The task ->
Each line containing the word "Теоретическая" must be reported.

Stored records ->
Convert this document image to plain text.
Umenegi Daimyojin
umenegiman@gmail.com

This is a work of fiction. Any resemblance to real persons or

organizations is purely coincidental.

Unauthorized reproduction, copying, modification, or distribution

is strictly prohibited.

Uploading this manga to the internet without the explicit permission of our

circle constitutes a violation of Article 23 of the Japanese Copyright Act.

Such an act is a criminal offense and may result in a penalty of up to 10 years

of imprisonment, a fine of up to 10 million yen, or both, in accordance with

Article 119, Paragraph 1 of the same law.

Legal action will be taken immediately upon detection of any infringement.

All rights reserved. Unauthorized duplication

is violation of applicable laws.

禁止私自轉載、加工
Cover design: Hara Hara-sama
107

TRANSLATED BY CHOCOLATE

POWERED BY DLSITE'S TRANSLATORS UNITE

...

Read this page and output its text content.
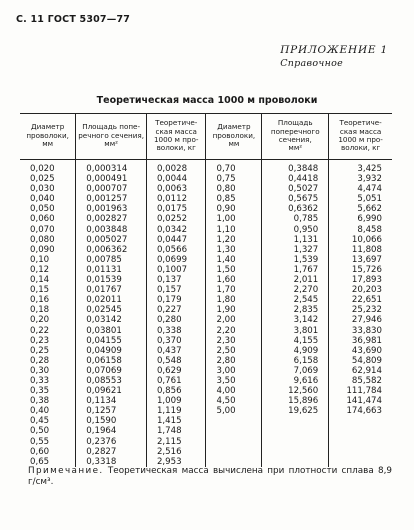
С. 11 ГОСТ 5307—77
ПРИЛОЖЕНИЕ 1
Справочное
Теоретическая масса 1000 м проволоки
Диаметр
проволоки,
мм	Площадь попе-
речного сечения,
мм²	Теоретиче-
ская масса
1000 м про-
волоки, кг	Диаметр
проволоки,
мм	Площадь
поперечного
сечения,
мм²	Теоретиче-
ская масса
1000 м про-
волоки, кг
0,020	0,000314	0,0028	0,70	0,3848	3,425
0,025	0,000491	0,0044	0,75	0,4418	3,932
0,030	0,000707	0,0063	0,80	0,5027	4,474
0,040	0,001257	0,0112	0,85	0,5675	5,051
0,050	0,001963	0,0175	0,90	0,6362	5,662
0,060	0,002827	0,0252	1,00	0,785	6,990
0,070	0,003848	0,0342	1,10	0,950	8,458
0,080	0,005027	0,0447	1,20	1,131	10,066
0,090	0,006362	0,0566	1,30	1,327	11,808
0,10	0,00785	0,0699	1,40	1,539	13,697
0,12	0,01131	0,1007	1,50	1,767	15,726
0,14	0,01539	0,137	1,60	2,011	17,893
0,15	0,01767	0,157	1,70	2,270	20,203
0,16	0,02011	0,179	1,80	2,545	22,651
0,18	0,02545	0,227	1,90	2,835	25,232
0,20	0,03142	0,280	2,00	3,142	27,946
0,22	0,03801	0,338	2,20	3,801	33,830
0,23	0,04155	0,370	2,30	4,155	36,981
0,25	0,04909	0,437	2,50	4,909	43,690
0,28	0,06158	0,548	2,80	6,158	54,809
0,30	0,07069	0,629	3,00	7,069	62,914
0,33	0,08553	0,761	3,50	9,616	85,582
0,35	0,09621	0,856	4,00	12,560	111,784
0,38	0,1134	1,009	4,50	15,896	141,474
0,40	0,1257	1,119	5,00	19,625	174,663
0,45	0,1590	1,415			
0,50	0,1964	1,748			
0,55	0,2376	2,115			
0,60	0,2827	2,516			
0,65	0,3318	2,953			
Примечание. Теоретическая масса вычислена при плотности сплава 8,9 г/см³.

Correct result ->
Теоретическая масса 1000 м проволоки
Примечание. Теоретическая масса вычислена при плотности сплава 8,9 г/см³.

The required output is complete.